↓↓↓

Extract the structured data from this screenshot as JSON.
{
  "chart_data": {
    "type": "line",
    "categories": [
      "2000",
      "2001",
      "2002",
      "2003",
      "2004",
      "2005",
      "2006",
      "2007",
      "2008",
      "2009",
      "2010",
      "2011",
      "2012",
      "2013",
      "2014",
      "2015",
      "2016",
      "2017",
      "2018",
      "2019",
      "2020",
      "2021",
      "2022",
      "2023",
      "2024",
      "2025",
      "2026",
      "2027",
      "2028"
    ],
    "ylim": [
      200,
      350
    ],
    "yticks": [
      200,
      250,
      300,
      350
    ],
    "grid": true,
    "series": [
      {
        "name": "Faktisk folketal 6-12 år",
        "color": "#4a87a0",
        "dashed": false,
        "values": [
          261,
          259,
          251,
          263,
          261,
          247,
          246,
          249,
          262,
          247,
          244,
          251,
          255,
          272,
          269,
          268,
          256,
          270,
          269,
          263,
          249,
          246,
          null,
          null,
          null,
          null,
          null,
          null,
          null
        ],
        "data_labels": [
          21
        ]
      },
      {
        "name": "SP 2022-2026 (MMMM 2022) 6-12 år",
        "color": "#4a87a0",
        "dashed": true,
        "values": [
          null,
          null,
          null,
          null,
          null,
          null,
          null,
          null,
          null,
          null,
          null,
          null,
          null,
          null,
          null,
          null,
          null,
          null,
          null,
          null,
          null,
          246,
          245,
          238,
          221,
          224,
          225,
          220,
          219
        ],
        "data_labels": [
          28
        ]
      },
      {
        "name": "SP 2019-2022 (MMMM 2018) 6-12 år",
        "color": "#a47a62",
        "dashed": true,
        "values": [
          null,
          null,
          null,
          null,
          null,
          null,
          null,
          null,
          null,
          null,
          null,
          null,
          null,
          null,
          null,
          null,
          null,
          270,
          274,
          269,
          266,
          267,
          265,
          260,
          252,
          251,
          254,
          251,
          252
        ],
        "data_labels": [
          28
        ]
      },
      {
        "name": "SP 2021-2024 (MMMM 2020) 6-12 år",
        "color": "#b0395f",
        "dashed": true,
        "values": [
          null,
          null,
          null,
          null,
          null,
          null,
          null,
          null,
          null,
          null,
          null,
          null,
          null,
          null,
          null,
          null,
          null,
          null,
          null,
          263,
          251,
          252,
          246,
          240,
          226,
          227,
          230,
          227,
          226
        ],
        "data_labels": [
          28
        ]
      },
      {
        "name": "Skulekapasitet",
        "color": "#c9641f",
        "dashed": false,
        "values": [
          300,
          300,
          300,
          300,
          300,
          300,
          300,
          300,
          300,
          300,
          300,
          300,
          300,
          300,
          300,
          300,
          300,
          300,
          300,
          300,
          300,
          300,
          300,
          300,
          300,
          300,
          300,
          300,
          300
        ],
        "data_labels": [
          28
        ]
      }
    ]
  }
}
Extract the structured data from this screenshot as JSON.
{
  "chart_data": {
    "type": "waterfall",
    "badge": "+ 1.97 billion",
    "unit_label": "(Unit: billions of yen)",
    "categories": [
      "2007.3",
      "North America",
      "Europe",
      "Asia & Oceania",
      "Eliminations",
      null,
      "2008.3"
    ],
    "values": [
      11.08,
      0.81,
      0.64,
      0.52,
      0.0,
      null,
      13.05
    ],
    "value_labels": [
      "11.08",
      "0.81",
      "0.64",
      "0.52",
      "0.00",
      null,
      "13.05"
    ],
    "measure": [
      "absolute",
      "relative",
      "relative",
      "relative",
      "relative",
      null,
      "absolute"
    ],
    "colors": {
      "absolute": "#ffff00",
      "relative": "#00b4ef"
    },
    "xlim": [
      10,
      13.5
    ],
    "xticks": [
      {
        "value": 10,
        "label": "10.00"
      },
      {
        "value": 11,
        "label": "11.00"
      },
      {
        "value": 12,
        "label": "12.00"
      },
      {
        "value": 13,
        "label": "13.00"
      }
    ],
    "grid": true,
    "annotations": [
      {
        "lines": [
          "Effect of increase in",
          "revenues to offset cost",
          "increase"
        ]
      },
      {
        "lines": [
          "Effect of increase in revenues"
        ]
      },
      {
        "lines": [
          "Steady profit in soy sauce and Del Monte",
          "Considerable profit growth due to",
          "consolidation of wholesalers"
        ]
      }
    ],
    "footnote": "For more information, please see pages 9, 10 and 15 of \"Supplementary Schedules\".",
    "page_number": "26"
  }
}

↑↑↑

Can you reproduce all the material exactly?

▶ [Task answer]
Extract the structured data from this screenshot as JSON.
{
  "chart_data": {
    "type": "line",
    "categories": [
      "2000",
      "2001",
      "2002",
      "2003",
      "2004",
      "2005",
      "2006",
      "2007",
      "2008",
      "2009",
      "2010",
      "2011",
      "2012",
      "2013",
      "2014",
      "2015",
      "2016",
      "2017",
      "2018",
      "2019",
      "2020",
      "2021",
      "2022",
      "2023",
      "2024",
      "2025",
      "2026",
      "2027",
      "2028"
    ],
    "ylim": [
      200,
      350
    ],
    "yticks": [
      200,
      250,
      300,
      350
    ],
    "grid": true,
    "series": [
      {
        "name": "Faktisk folketal 6-12 år",
        "color": "#4a87a0",
        "dashed": false,
        "values": [
          261,
          259,
          251,
          263,
          261,
          247,
          246,
          249,
          262,
          247,
          244,
          251,
          255,
          272,
          269,
          268,
          256,
          270,
          269,
          263,
          249,
          246,
          null,
          null,
          null,
          null,
          null,
          null,
          null
        ],
        "data_labels": [
          21
        ]
      },
      {
        "name": "SP 2022-2026 (MMMM 2022) 6-12 år",
        "color": "#4a87a0",
        "dashed": true,
        "values": [
          null,
          null,
          null,
          null,
          null,
          null,
          null,
          null,
          null,
          null,
          null,
          null,
          null,
          null,
          null,
          null,
          null,
          null,
          null,
          null,
          null,
          246,
          245,
          238,
          221,
          224,
          225,
          220,
          219
        ],
        "data_labels": [
          28
        ]
      },
      {
        "name": "SP 2019-2022 (MMMM 2018) 6-12 år",
        "color": "#a47a62",
        "dashed": true,
        "values": [
          null,
          null,
          null,
          null,
          null,
          null,
          null,
          null,
          null,
          null,
          null,
          null,
          null,
          null,
          null,
          null,
          null,
          270,
          274,
          269,
          266,
          267,
          265,
          260,
          252,
          251,
          254,
          251,
          252
        ],
        "data_labels": [
          28
        ]
      },
      {
        "name": "SP 2021-2024 (MMMM 2020) 6-12 år",
        "color": "#b0395f",
        "dashed": true,
        "values": [
          null,
          null,
          null,
          null,
          null,
          null,
          null,
          null,
          null,
          null,
          null,
          null,
          null,
          null,
          null,
          null,
          null,
          null,
          null,
          263,
          251,
          252,
          246,
          240,
          226,
          227,
          230,
          227,
          226
        ],
        "data_labels": [
          28
        ]
      },
      {
        "name": "Skulekapasitet",
        "color": "#c9641f",
        "dashed": false,
        "values": [
          300,
          300,
          300,
          300,
          300,
          300,
          300,
          300,
          300,
          300,
          300,
          300,
          300,
          300,
          300,
          300,
          300,
          300,
          300,
          300,
          300,
          300,
          300,
          300,
          300,
          300,
          300,
          300,
          300
        ],
        "data_labels": [
          28
        ]
      }
    ]
  }
}
Extract the structured data from this screenshot as JSON.
{
  "chart_data": {
    "type": "waterfall",
    "badge": "+ 1.97 billion",
    "unit_label": "(Unit: billions of yen)",
    "categories": [
      "2007.3",
      "North America",
      "Europe",
      "Asia & Oceania",
      "Eliminations",
      null,
      "2008.3"
    ],
    "values": [
      11.08,
      0.81,
      0.64,
      0.52,
      0.0,
      null,
      13.05
    ],
    "value_labels": [
      "11.08",
      "0.81",
      "0.64",
      "0.52",
      "0.00",
      null,
      "13.05"
    ],
    "measure": [
      "absolute",
      "relative",
      "relative",
      "relative",
      "relative",
      null,
      "absolute"
    ],
    "colors": {
      "absolute": "#ffff00",
      "relative": "#00b4ef"
    },
    "xlim": [
      10,
      13.5
    ],
    "xticks": [
      {
        "value": 10,
        "label": "10.00"
      },
      {
        "value": 11,
        "label": "11.00"
      },
      {
        "value": 12,
        "label": "12.00"
      },
      {
        "value": 13,
        "label": "13.00"
      }
    ],
    "grid": true,
    "annotations": [
      {
        "lines": [
          "Effect of increase in",
          "revenues to offset cost",
          "increase"
        ]
      },
      {
        "lines": [
          "Effect of increase in revenues"
        ]
      },
      {
        "lines": [
          "Steady profit in soy sauce and Del Monte",
          "Considerable profit growth due to",
          "consolidation of wholesalers"
        ]
      }
    ],
    "footnote": "For more information, please see pages 9, 10 and 15 of \"Supplementary Schedules\".",
    "page_number": "26"
  }
}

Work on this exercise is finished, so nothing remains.